Data entries
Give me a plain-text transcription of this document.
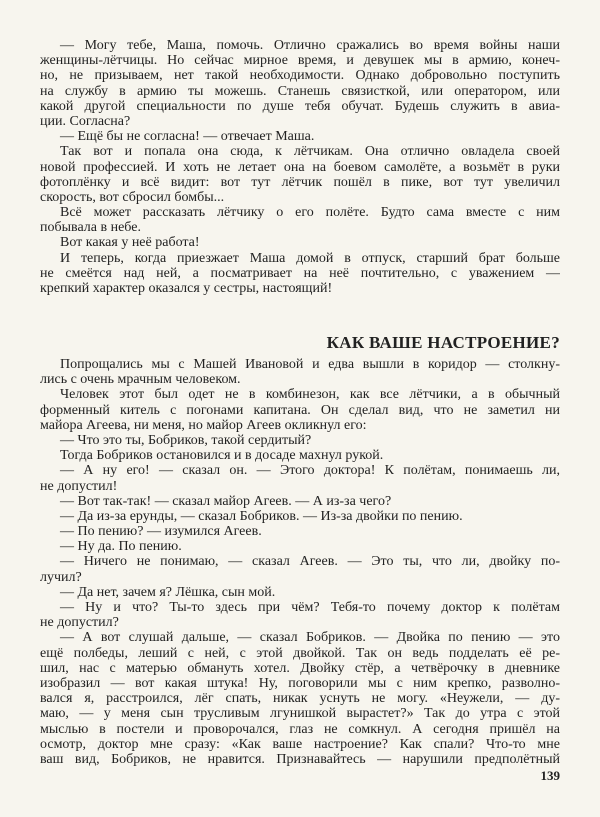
— Могу тебе, Маша, помочь. Отлично сражались во время войны наши
женщины-лётчицы. Но сейчас мирное время, и девушек мы в армию, конеч-
но, не призываем, нет такой необходимости. Однако добровольно поступить
на службу в армию ты можешь. Станешь связисткой, или оператором, или
какой другой специальности по душе тебя обучат. Будешь служить в авиа-
ции. Согласна?
— Ещё бы не согласна! — отвечает Маша.
Так вот и попала она сюда, к лётчикам. Она отлично овладела своей
новой профессией. И хоть не летает она на боевом самолёте, а возьмёт в руки
фотоплёнку и всё видит: вот тут лётчик пошёл в пике, вот тут увеличил
скорость, вот сбросил бомбы...
Всё может рассказать лётчику о его полёте. Будто сама вместе с ним
побывала в небе.
Вот какая у неё работа!
И теперь, когда приезжает Маша домой в отпуск, старший брат больше
не смеётся над ней, а посматривает на неё почтительно, с уважением —
крепкий характер оказался у сестры, настоящий!
КАК ВАШЕ НАСТРОЕНИЕ?
Попрощались мы с Машей Ивановой и едва вышли в коридор — столкну-
лись с очень мрачным человеком.
Человек этот был одет не в комбинезон, как все лётчики, а в обычный
форменный китель с погонами капитана. Он сделал вид, что не заметил ни
майора Агеева, ни меня, но майор Агеев окликнул его:
— Что это ты, Бобриков, такой сердитый?
Тогда Бобриков остановился и в досаде махнул рукой.
— А ну его! — сказал он. — Этого доктора! К полётам, понимаешь ли,
не допустил!
— Вот так-так! — сказал майор Агеев. — А из-за чего?
— Да из-за ерунды, — сказал Бобриков. — Из-за двойки по пению.
— По пению? — изумился Агеев.
— Ну да. По пению.
— Ничего не понимаю, — сказал Агеев. — Это ты, что ли, двойку по-
лучил?
— Да нет, зачем я? Лёшка, сын мой.
— Ну и что? Ты-то здесь при чём? Тебя-то почему доктор к полётам
не допустил?
— А вот слушай дальше, — сказал Бобриков. — Двойка по пению — это
ещё полбеды, леший с ней, с этой двойкой. Так он ведь подделать её ре-
шил, нас с матерью обмануть хотел. Двойку стёр, а четвёрочку в дневнике
изобразил — вот какая штука! Ну, поговорили мы с ним крепко, разволно-
вался я, расстроился, лёг спать, никак уснуть не могу. «Неужели, — ду-
маю, — у меня сын трусливым лгунишкой вырастет?» Так до утра с этой
мыслью в постели и проворочался, глаз не сомкнул. А сегодня пришёл на
осмотр, доктор мне сразу: «Как ваше настроение? Как спали? Что-то мне
ваш вид, Бобриков, не нравится. Признавайтесь — нарушили предполётный
139
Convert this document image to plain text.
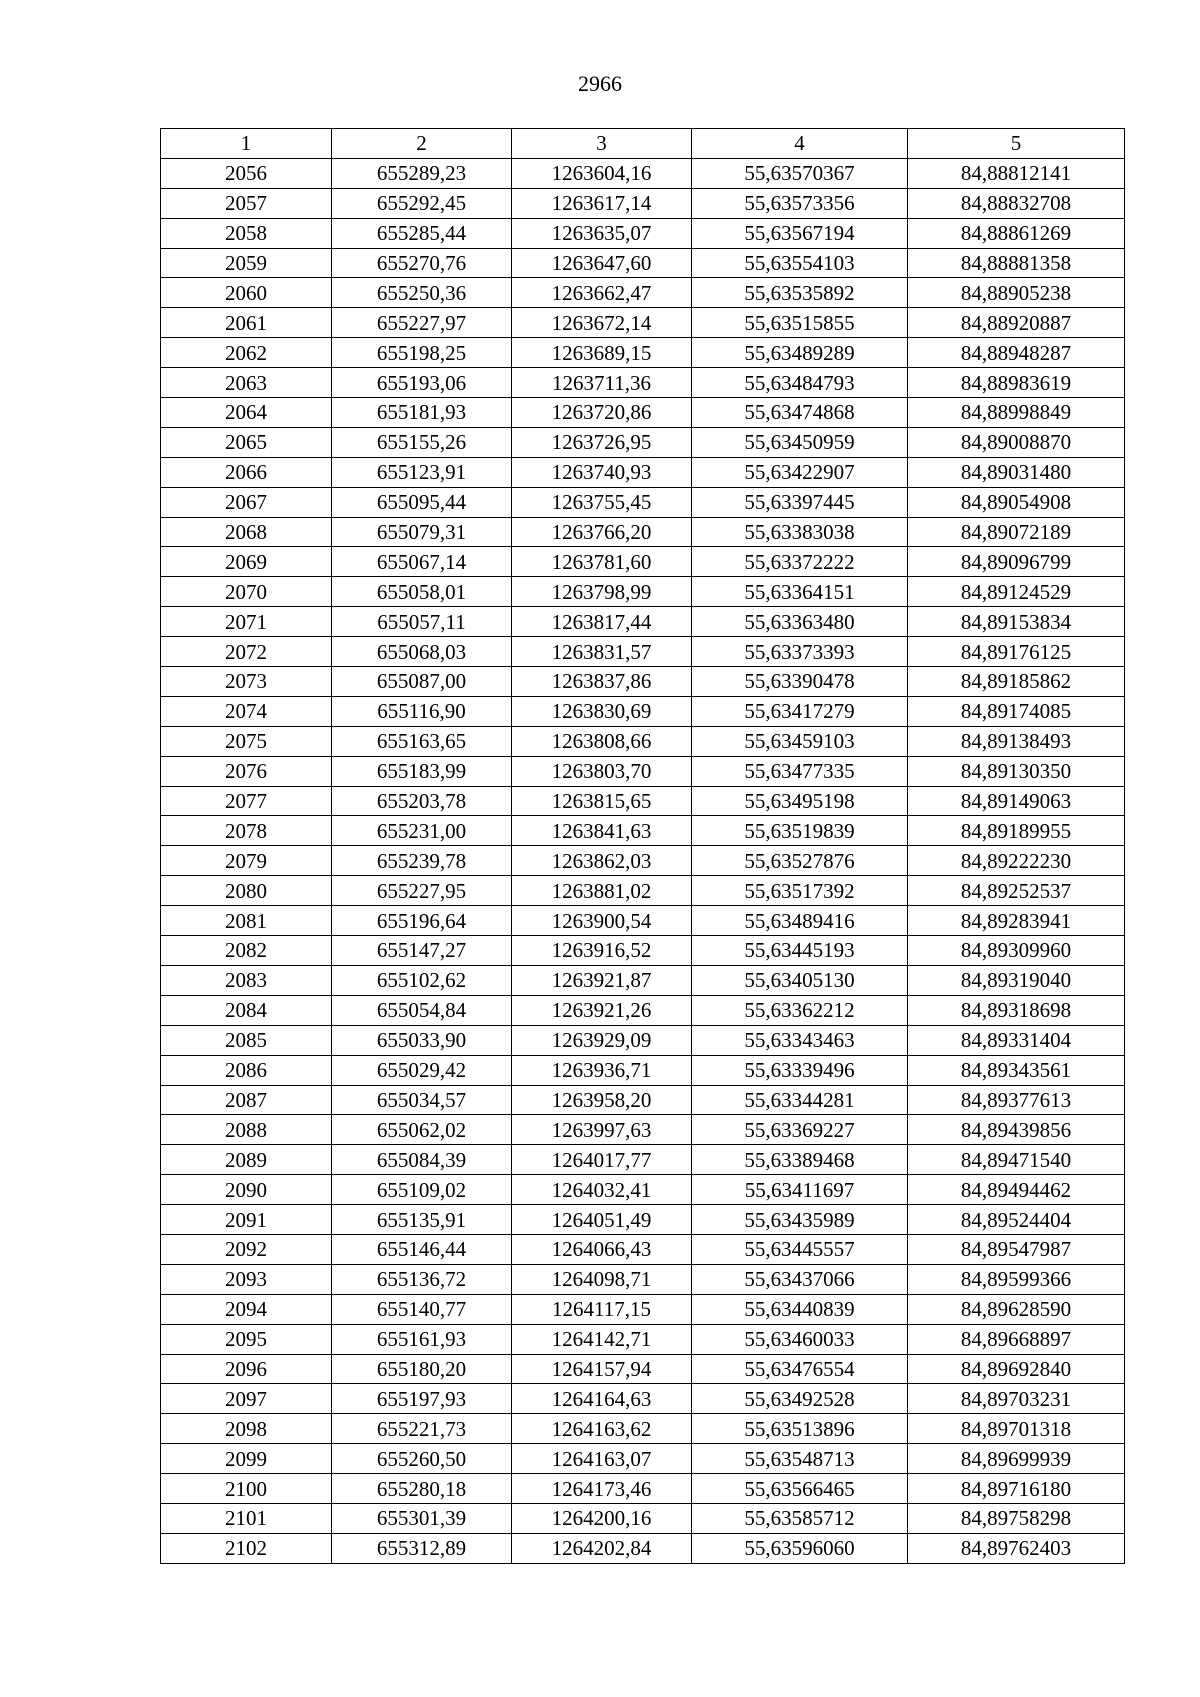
2966
1	2	3	4	5
2056	655289,23	1263604,16	55,63570367	84,88812141
2057	655292,45	1263617,14	55,63573356	84,88832708
2058	655285,44	1263635,07	55,63567194	84,88861269
2059	655270,76	1263647,60	55,63554103	84,88881358
2060	655250,36	1263662,47	55,63535892	84,88905238
2061	655227,97	1263672,14	55,63515855	84,88920887
2062	655198,25	1263689,15	55,63489289	84,88948287
2063	655193,06	1263711,36	55,63484793	84,88983619
2064	655181,93	1263720,86	55,63474868	84,88998849
2065	655155,26	1263726,95	55,63450959	84,89008870
2066	655123,91	1263740,93	55,63422907	84,89031480
2067	655095,44	1263755,45	55,63397445	84,89054908
2068	655079,31	1263766,20	55,63383038	84,89072189
2069	655067,14	1263781,60	55,63372222	84,89096799
2070	655058,01	1263798,99	55,63364151	84,89124529
2071	655057,11	1263817,44	55,63363480	84,89153834
2072	655068,03	1263831,57	55,63373393	84,89176125
2073	655087,00	1263837,86	55,63390478	84,89185862
2074	655116,90	1263830,69	55,63417279	84,89174085
2075	655163,65	1263808,66	55,63459103	84,89138493
2076	655183,99	1263803,70	55,63477335	84,89130350
2077	655203,78	1263815,65	55,63495198	84,89149063
2078	655231,00	1263841,63	55,63519839	84,89189955
2079	655239,78	1263862,03	55,63527876	84,89222230
2080	655227,95	1263881,02	55,63517392	84,89252537
2081	655196,64	1263900,54	55,63489416	84,89283941
2082	655147,27	1263916,52	55,63445193	84,89309960
2083	655102,62	1263921,87	55,63405130	84,89319040
2084	655054,84	1263921,26	55,63362212	84,89318698
2085	655033,90	1263929,09	55,63343463	84,89331404
2086	655029,42	1263936,71	55,63339496	84,89343561
2087	655034,57	1263958,20	55,63344281	84,89377613
2088	655062,02	1263997,63	55,63369227	84,89439856
2089	655084,39	1264017,77	55,63389468	84,89471540
2090	655109,02	1264032,41	55,63411697	84,89494462
2091	655135,91	1264051,49	55,63435989	84,89524404
2092	655146,44	1264066,43	55,63445557	84,89547987
2093	655136,72	1264098,71	55,63437066	84,89599366
2094	655140,77	1264117,15	55,63440839	84,89628590
2095	655161,93	1264142,71	55,63460033	84,89668897
2096	655180,20	1264157,94	55,63476554	84,89692840
2097	655197,93	1264164,63	55,63492528	84,89703231
2098	655221,73	1264163,62	55,63513896	84,89701318
2099	655260,50	1264163,07	55,63548713	84,89699939
2100	655280,18	1264173,46	55,63566465	84,89716180
2101	655301,39	1264200,16	55,63585712	84,89758298
2102	655312,89	1264202,84	55,63596060	84,89762403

Stated problem –
Every entry above needs to be retyped exactly; drop the pictures.

In response –
Give me a plain-text transcription of this document.
— Могу тебе, Маша, помочь. Отлично сражались во время войны наши
женщины-лётчицы. Но сейчас мирное время, и девушек мы в армию, конеч-
но, не призываем, нет такой необходимости. Однако добровольно поступить
на службу в армию ты можешь. Станешь связисткой, или оператором, или
какой другой специальности по душе тебя обучат. Будешь служить в авиа-
ции. Согласна?
— Ещё бы не согласна! — отвечает Маша.
Так вот и попала она сюда, к лётчикам. Она отлично овладела своей
новой профессией. И хоть не летает она на боевом самолёте, а возьмёт в руки
фотоплёнку и всё видит: вот тут лётчик пошёл в пике, вот тут увеличил
скорость, вот сбросил бомбы...
Всё может рассказать лётчику о его полёте. Будто сама вместе с ним
побывала в небе.
Вот какая у неё работа!
И теперь, когда приезжает Маша домой в отпуск, старший брат больше
не смеётся над ней, а посматривает на неё почтительно, с уважением —
крепкий характер оказался у сестры, настоящий!
КАК ВАШЕ НАСТРОЕНИЕ?
Попрощались мы с Машей Ивановой и едва вышли в коридор — столкну-
лись с очень мрачным человеком.
Человек этот был одет не в комбинезон, как все лётчики, а в обычный
форменный китель с погонами капитана. Он сделал вид, что не заметил ни
майора Агеева, ни меня, но майор Агеев окликнул его:
— Что это ты, Бобриков, такой сердитый?
Тогда Бобриков остановился и в досаде махнул рукой.
— А ну его! — сказал он. — Этого доктора! К полётам, понимаешь ли,
не допустил!
— Вот так-так! — сказал майор Агеев. — А из-за чего?
— Да из-за ерунды, — сказал Бобриков. — Из-за двойки по пению.
— По пению? — изумился Агеев.
— Ну да. По пению.
— Ничего не понимаю, — сказал Агеев. — Это ты, что ли, двойку по-
лучил?
— Да нет, зачем я? Лёшка, сын мой.
— Ну и что? Ты-то здесь при чём? Тебя-то почему доктор к полётам
не допустил?
— А вот слушай дальше, — сказал Бобриков. — Двойка по пению — это
ещё полбеды, леший с ней, с этой двойкой. Так он ведь подделать её ре-
шил, нас с матерью обмануть хотел. Двойку стёр, а четвёрочку в дневнике
изобразил — вот какая штука! Ну, поговорили мы с ним крепко, разволно-
вался я, расстроился, лёг спать, никак уснуть не могу. «Неужели, — ду-
маю, — у меня сын трусливым лгунишкой вырастет?» Так до утра с этой
мыслью в постели и проворочался, глаз не сомкнул. А сегодня пришёл на
осмотр, доктор мне сразу: «Как ваше настроение? Как спали? Что-то мне
ваш вид, Бобриков, не нравится. Признавайтесь — нарушили предполётный
139
Convert this document image to plain text.
2966
1	2	3	4	5
2056	655289,23	1263604,16	55,63570367	84,88812141
2057	655292,45	1263617,14	55,63573356	84,88832708
2058	655285,44	1263635,07	55,63567194	84,88861269
2059	655270,76	1263647,60	55,63554103	84,88881358
2060	655250,36	1263662,47	55,63535892	84,88905238
2061	655227,97	1263672,14	55,63515855	84,88920887
2062	655198,25	1263689,15	55,63489289	84,88948287
2063	655193,06	1263711,36	55,63484793	84,88983619
2064	655181,93	1263720,86	55,63474868	84,88998849
2065	655155,26	1263726,95	55,63450959	84,89008870
2066	655123,91	1263740,93	55,63422907	84,89031480
2067	655095,44	1263755,45	55,63397445	84,89054908
2068	655079,31	1263766,20	55,63383038	84,89072189
2069	655067,14	1263781,60	55,63372222	84,89096799
2070	655058,01	1263798,99	55,63364151	84,89124529
2071	655057,11	1263817,44	55,63363480	84,89153834
2072	655068,03	1263831,57	55,63373393	84,89176125
2073	655087,00	1263837,86	55,63390478	84,89185862
2074	655116,90	1263830,69	55,63417279	84,89174085
2075	655163,65	1263808,66	55,63459103	84,89138493
2076	655183,99	1263803,70	55,63477335	84,89130350
2077	655203,78	1263815,65	55,63495198	84,89149063
2078	655231,00	1263841,63	55,63519839	84,89189955
2079	655239,78	1263862,03	55,63527876	84,89222230
2080	655227,95	1263881,02	55,63517392	84,89252537
2081	655196,64	1263900,54	55,63489416	84,89283941
2082	655147,27	1263916,52	55,63445193	84,89309960
2083	655102,62	1263921,87	55,63405130	84,89319040
2084	655054,84	1263921,26	55,63362212	84,89318698
2085	655033,90	1263929,09	55,63343463	84,89331404
2086	655029,42	1263936,71	55,63339496	84,89343561
2087	655034,57	1263958,20	55,63344281	84,89377613
2088	655062,02	1263997,63	55,63369227	84,89439856
2089	655084,39	1264017,77	55,63389468	84,89471540
2090	655109,02	1264032,41	55,63411697	84,89494462
2091	655135,91	1264051,49	55,63435989	84,89524404
2092	655146,44	1264066,43	55,63445557	84,89547987
2093	655136,72	1264098,71	55,63437066	84,89599366
2094	655140,77	1264117,15	55,63440839	84,89628590
2095	655161,93	1264142,71	55,63460033	84,89668897
2096	655180,20	1264157,94	55,63476554	84,89692840
2097	655197,93	1264164,63	55,63492528	84,89703231
2098	655221,73	1264163,62	55,63513896	84,89701318
2099	655260,50	1264163,07	55,63548713	84,89699939
2100	655280,18	1264173,46	55,63566465	84,89716180
2101	655301,39	1264200,16	55,63585712	84,89758298
2102	655312,89	1264202,84	55,63596060	84,89762403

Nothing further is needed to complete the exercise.